--- Data excerpts ---

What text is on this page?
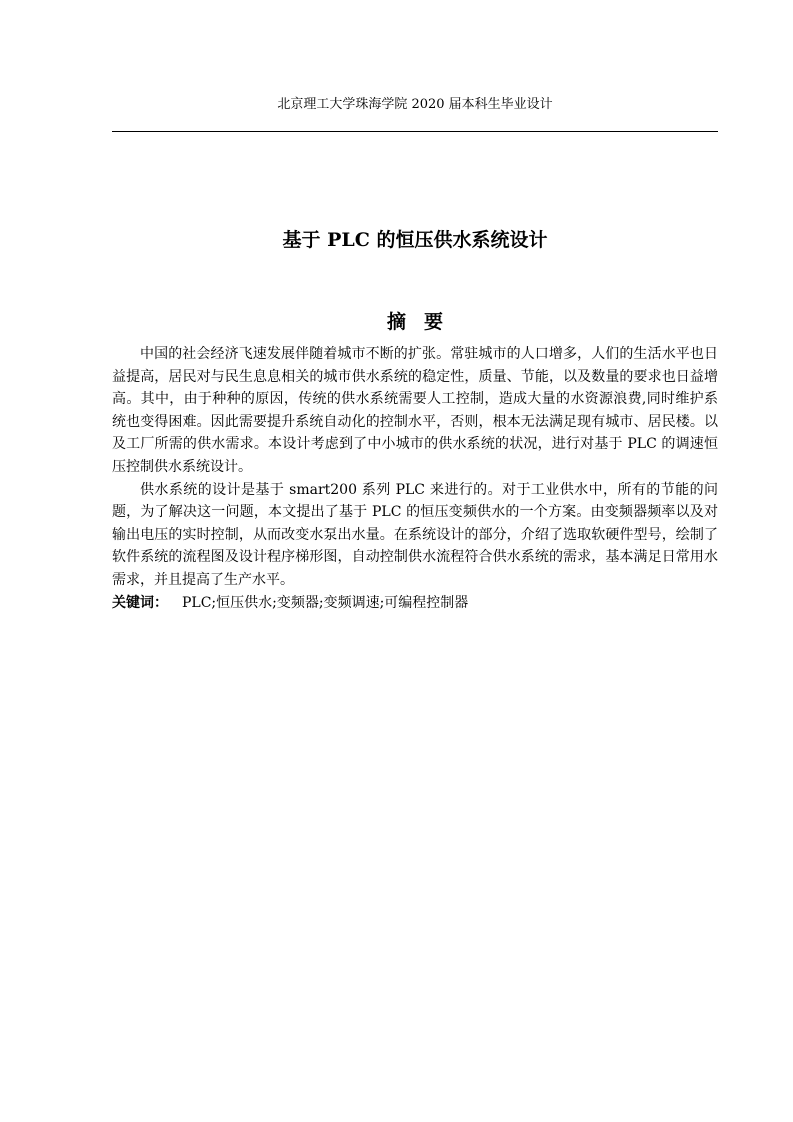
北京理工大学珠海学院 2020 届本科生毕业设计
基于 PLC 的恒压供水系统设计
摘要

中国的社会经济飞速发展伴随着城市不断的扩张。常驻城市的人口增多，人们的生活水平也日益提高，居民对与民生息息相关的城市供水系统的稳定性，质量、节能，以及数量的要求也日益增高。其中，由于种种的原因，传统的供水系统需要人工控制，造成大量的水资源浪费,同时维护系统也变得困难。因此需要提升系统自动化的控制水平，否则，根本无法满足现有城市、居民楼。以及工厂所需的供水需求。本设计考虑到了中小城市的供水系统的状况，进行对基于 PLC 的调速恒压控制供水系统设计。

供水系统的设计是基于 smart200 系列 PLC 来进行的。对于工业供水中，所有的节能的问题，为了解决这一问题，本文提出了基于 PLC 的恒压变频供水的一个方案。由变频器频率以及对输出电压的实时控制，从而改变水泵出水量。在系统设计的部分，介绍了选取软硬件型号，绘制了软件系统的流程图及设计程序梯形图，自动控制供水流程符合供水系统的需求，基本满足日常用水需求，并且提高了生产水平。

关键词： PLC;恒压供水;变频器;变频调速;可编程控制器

---
--- Data excerpts ---

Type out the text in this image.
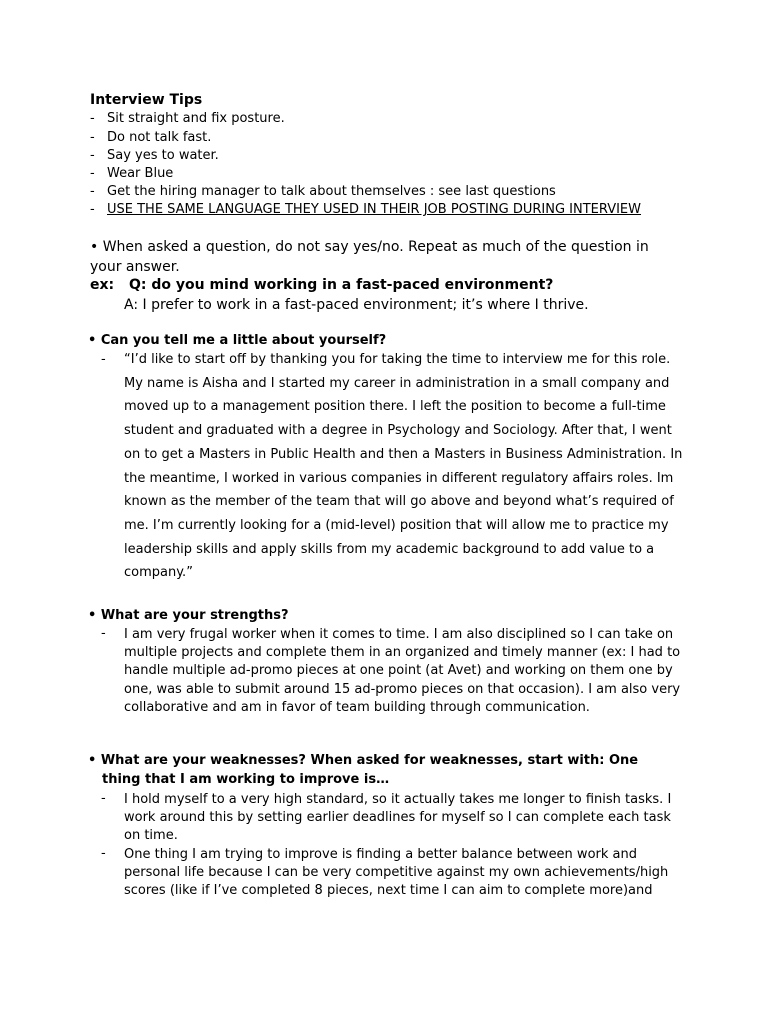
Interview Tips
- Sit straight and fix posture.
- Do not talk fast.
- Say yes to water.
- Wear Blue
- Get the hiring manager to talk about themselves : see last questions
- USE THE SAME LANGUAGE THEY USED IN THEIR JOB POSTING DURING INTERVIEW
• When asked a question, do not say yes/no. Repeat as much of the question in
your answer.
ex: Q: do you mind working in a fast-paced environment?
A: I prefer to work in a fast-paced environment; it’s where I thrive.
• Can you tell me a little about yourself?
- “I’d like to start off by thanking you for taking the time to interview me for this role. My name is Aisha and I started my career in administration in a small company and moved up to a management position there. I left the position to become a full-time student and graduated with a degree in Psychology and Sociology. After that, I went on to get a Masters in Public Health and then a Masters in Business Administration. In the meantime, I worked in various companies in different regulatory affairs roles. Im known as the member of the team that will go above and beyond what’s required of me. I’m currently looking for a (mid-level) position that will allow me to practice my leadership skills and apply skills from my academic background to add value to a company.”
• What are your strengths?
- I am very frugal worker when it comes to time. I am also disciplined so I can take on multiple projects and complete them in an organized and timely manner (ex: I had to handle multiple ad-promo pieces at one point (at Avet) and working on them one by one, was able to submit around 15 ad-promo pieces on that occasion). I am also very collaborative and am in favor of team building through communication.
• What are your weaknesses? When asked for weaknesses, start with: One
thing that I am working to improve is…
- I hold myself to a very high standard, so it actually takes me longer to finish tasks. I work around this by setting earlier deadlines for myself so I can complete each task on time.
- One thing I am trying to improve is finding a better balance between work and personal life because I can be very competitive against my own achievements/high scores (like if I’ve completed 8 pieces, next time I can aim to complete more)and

---

▶ **Work to complete**
Extract all lines of the records above that include "paced".

▶ **The output**
ex: Q: do you mind working in a fast-paced environment?
A: I prefer to work in a fast-paced environment; it’s where I thrive.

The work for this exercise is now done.